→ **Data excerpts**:
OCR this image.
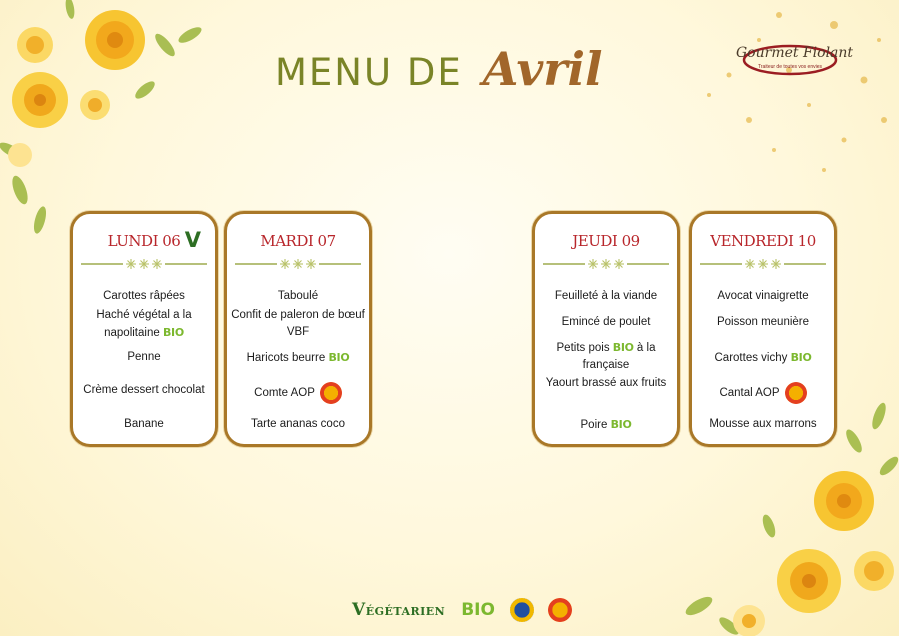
MENU DE Avril	Gourmet Fiolant
Traiteur de toutes vos envies
LUNDI 06 V
Carottes râpées
Haché végétal a la napolitaine BIO
Penne
Crème dessert chocolat
Banane
MARDI 07
Taboulé
Confit de paleron de bœuf VBF
Haricots beurre BIO
Comte AOP
Tarte ananas coco
JEUDI 09
Feuilleté à la viande
Emincé de poulet
Petits pois BIO à la française
Yaourt brassé aux fruits
Poire BIO
VENDREDI 10
Avocat vinaigrette
Poisson meunière
Carottes vichy BIO
Cantal AOP
Mousse aux marrons
VÉGÉTARIEN BIO
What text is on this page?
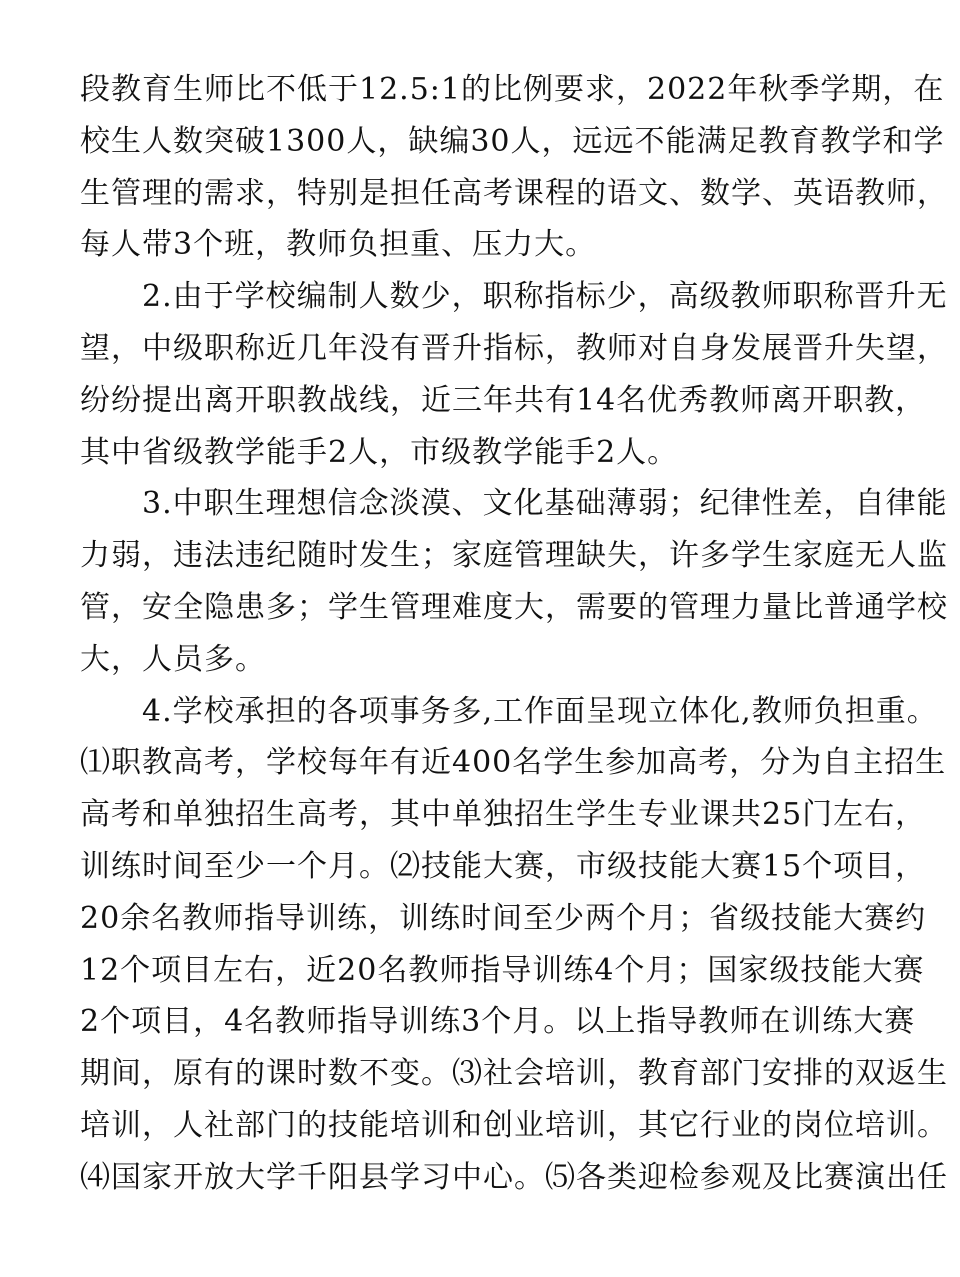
段教育生师比不低于12.5:1的比例要求，2022年秋季学期，在
校生人数突破1300人，缺编30人，远远不能满足教育教学和学
生管理的需求，特别是担任高考课程的语文、数学、英语教师，
每人带3个班，教师负担重、压力大。
2.由于学校编制人数少，职称指标少，高级教师职称晋升无
望，中级职称近几年没有晋升指标，教师对自身发展晋升失望，
纷纷提出离开职教战线，近三年共有14名优秀教师离开职教，
其中省级教学能手2人，市级教学能手2人。
3.中职生理想信念淡漠、文化基础薄弱；纪律性差，自律能
力弱，违法违纪随时发生；家庭管理缺失，许多学生家庭无人监
管，安全隐患多；学生管理难度大，需要的管理力量比普通学校
大，人员多。
4.学校承担的各项事务多,工作面呈现立体化,教师负担重。
⑴职教高考，学校每年有近400名学生参加高考，分为自主招生
高考和单独招生高考，其中单独招生学生专业课共25门左右，
训练时间至少一个月。⑵技能大赛，市级技能大赛15个项目，
20余名教师指导训练，训练时间至少两个月；省级技能大赛约
12个项目左右，近20名教师指导训练4个月；国家级技能大赛
2个项目，4名教师指导训练3个月。以上指导教师在训练大赛
期间，原有的课时数不变。⑶社会培训，教育部门安排的双返生
培训，人社部门的技能培训和创业培训，其它行业的岗位培训。
⑷国家开放大学千阳县学习中心。⑸各类迎检参观及比赛演出任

→ **Given request**: Using the listing above, list every line in which the string "this" occurs.

→ **Result**:
OCR this image.
What text is on this page?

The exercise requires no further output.